Data entries
↓

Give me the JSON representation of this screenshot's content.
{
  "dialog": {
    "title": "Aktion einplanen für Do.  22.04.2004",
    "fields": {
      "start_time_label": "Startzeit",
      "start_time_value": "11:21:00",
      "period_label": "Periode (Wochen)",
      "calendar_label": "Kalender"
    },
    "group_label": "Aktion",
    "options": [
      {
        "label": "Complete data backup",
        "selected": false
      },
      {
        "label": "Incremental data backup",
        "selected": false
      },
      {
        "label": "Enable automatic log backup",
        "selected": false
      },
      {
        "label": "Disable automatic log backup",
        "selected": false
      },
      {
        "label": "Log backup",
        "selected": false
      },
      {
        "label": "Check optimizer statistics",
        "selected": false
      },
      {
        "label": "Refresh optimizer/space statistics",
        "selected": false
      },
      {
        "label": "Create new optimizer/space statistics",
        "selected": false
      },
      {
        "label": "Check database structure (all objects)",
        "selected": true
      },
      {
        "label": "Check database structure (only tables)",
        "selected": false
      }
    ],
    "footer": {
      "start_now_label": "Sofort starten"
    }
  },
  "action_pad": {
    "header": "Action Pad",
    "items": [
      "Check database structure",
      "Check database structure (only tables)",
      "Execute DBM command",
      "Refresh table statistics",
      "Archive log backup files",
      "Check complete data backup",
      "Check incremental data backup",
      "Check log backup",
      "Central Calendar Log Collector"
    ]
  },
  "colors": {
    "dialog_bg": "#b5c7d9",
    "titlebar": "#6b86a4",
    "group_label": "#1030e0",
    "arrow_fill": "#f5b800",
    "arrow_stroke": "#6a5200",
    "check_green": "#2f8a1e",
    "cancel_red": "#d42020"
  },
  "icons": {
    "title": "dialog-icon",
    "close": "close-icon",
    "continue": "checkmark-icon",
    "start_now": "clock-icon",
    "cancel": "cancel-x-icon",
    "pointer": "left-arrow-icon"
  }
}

↑

## REQUIREMENTS
Look through the material and copy each line that has "Aktion".

## WRITTEN RESPONSE
    "title": "Aktion einplanen für Do.  22.04.2004",
    "group_label": "Aktion",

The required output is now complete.